#### Work to be completed
Filter this material down to the lines that hold "OANDA", copying each one.

++++ Exercise materials ++++

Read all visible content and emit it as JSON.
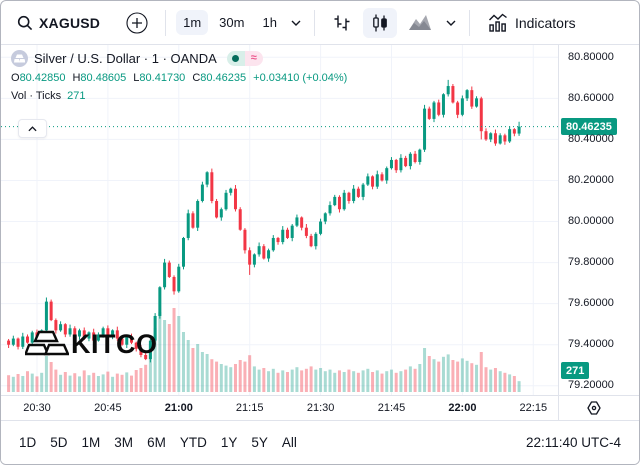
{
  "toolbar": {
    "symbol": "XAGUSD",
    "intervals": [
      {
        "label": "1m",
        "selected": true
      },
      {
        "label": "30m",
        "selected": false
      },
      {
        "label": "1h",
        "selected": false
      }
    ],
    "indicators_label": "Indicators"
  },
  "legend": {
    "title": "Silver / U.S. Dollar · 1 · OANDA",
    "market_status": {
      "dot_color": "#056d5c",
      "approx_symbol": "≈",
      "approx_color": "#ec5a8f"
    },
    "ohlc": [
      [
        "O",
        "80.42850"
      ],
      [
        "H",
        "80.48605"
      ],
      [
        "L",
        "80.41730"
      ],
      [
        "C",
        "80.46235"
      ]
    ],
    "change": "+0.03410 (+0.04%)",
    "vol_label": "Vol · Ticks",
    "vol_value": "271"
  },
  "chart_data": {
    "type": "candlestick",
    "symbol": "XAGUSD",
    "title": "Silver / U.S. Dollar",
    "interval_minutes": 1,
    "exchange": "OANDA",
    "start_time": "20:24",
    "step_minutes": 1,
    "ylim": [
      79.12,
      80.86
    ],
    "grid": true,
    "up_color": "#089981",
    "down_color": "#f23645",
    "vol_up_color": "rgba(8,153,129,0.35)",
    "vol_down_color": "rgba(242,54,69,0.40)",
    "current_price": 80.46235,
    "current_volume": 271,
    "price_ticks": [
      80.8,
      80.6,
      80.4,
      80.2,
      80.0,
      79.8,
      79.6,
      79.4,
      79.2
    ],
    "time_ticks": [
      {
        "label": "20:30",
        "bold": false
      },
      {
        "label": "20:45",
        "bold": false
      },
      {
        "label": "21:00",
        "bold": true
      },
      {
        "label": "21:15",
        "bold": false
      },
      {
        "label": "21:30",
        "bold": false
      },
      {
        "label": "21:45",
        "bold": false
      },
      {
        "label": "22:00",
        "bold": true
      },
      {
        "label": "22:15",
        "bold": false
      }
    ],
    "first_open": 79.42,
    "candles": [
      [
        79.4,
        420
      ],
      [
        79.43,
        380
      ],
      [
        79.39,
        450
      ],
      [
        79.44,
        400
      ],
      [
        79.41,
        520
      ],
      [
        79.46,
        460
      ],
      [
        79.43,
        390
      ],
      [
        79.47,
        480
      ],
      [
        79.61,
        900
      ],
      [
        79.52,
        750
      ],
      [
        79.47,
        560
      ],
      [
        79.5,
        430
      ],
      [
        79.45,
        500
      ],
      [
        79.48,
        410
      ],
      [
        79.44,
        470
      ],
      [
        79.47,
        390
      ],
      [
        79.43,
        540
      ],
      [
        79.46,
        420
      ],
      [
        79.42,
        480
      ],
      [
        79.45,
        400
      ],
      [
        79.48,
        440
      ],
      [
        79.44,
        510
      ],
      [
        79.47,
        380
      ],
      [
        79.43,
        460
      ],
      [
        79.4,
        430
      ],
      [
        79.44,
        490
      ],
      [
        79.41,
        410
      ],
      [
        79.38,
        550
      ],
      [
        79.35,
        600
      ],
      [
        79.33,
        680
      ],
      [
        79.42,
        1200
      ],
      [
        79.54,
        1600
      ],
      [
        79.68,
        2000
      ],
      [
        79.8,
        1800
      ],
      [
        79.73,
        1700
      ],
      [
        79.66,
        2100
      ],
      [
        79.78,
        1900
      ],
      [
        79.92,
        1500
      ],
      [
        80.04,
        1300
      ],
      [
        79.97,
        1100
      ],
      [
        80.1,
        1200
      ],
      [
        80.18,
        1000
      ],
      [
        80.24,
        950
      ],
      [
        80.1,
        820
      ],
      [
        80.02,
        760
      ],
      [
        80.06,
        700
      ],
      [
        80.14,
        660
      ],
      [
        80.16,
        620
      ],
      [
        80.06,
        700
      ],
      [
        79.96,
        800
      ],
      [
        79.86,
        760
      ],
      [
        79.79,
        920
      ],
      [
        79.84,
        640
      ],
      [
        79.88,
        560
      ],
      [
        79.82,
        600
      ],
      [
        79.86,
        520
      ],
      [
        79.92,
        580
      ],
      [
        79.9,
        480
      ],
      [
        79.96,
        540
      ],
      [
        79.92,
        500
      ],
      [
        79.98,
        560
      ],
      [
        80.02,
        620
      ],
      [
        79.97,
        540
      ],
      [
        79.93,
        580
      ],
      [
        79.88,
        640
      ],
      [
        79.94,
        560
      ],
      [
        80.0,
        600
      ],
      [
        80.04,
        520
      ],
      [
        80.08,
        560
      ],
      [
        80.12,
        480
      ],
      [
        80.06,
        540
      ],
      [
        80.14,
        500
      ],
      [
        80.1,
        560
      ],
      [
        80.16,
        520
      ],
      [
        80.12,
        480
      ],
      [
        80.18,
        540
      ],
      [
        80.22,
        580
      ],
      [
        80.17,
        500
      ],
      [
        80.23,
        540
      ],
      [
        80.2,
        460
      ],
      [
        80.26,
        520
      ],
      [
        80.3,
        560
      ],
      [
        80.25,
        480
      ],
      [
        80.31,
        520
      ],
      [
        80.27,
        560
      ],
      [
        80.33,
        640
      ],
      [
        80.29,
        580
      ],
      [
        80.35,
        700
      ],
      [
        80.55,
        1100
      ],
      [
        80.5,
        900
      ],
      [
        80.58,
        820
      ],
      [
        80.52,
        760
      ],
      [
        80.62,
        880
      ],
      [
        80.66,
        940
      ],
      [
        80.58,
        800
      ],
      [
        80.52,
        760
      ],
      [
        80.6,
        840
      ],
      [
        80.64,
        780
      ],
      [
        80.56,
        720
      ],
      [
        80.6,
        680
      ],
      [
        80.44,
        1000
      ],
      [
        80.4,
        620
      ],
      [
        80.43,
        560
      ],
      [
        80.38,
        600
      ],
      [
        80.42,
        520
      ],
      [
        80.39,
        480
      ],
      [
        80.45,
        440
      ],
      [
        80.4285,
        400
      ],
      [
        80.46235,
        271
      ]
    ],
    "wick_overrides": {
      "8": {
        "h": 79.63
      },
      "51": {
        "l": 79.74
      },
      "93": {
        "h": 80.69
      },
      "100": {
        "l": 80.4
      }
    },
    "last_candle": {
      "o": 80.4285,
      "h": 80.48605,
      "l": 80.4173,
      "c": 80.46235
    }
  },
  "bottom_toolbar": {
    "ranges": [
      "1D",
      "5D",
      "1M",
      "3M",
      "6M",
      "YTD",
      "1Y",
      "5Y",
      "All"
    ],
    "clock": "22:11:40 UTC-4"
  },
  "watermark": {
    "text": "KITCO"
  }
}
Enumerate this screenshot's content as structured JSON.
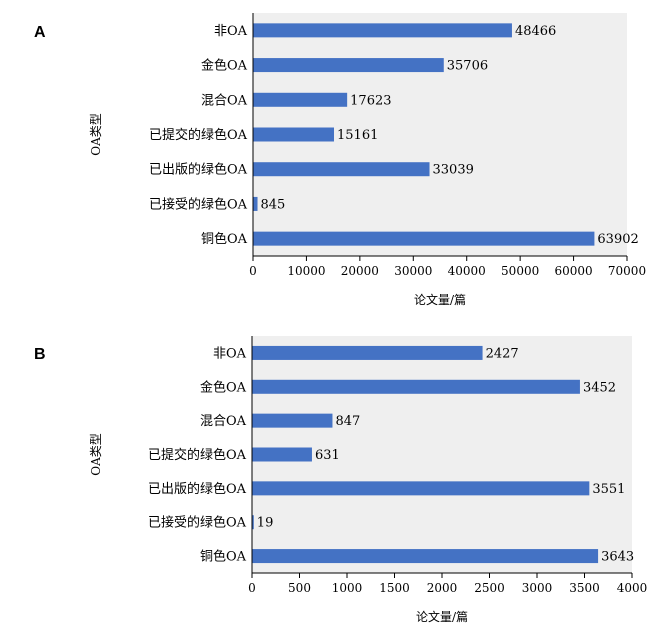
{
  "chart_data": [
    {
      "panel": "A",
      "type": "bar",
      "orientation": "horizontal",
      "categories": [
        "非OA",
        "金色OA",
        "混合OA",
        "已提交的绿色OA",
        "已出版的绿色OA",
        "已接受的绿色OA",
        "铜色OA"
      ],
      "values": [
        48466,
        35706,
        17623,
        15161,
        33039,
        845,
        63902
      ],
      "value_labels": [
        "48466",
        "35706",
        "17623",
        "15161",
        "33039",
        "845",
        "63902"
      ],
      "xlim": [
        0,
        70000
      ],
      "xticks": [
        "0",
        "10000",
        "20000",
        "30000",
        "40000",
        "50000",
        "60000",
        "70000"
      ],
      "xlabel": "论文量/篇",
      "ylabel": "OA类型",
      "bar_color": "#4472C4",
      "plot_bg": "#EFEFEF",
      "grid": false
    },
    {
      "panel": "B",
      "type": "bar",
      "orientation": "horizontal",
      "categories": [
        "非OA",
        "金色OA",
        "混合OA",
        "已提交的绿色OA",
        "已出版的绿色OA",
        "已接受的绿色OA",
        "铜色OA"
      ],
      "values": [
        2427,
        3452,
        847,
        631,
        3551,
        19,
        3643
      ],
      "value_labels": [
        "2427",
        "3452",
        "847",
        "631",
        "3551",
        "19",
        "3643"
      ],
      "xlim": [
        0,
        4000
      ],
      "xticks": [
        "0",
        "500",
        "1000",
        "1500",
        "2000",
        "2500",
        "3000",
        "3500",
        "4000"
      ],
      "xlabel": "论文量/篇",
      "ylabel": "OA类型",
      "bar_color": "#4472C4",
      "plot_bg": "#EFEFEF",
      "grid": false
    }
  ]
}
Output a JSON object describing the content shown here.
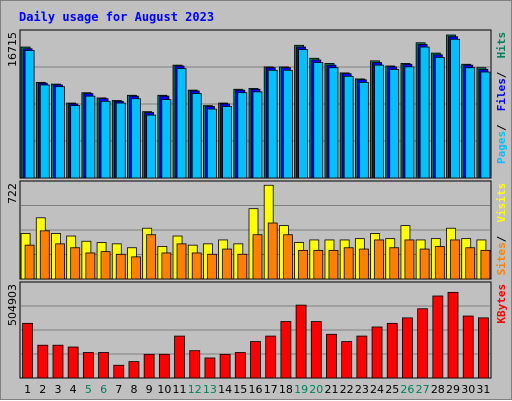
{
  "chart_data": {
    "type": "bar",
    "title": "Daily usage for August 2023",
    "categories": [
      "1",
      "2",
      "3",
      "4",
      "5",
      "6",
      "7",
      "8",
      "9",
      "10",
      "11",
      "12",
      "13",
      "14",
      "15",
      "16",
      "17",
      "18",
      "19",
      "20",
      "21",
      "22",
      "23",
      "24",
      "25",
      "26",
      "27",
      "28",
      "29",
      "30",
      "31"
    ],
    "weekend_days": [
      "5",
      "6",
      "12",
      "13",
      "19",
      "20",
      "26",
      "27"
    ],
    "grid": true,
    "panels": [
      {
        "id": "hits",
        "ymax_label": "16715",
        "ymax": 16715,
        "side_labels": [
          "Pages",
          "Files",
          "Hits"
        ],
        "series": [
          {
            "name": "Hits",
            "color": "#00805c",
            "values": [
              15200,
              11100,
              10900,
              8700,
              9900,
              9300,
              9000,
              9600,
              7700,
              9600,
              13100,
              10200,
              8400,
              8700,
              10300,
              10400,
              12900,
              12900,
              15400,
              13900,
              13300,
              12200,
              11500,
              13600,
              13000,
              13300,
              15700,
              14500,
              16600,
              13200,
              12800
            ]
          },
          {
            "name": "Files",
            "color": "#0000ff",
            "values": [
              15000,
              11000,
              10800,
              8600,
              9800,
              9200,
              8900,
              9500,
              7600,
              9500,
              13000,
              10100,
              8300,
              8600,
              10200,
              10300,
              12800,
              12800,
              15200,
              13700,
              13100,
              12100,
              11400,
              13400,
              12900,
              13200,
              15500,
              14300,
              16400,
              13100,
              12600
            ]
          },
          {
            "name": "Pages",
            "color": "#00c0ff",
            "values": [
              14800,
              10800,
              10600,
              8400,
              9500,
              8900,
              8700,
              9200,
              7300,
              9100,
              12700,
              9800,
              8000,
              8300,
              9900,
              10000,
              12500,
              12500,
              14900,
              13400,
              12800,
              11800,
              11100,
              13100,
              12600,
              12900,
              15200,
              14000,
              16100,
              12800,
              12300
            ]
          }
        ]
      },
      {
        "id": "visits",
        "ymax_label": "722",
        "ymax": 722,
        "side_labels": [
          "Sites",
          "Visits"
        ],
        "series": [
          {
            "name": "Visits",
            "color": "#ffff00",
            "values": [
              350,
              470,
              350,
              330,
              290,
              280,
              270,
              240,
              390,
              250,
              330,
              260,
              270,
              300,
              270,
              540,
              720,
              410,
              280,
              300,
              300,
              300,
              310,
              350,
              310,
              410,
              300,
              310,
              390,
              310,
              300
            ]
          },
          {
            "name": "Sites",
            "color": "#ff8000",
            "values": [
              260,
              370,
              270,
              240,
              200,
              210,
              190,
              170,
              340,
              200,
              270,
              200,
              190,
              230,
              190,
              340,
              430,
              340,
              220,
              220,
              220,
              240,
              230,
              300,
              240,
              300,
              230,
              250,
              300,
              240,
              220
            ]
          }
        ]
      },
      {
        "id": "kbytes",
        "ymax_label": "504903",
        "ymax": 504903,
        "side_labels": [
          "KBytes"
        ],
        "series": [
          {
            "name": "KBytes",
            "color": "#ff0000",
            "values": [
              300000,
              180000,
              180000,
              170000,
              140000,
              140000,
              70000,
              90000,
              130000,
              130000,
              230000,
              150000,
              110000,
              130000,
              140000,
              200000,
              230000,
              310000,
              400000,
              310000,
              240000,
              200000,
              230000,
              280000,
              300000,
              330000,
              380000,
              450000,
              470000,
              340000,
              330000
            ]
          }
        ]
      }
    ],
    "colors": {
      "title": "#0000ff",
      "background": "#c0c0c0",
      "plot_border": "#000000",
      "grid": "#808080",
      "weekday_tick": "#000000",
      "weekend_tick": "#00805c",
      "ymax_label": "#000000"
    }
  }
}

++++

#### Exercise output
    "title": "Silver / U.S. Dollar · 1 · OANDA",
    "exchange": "OANDA",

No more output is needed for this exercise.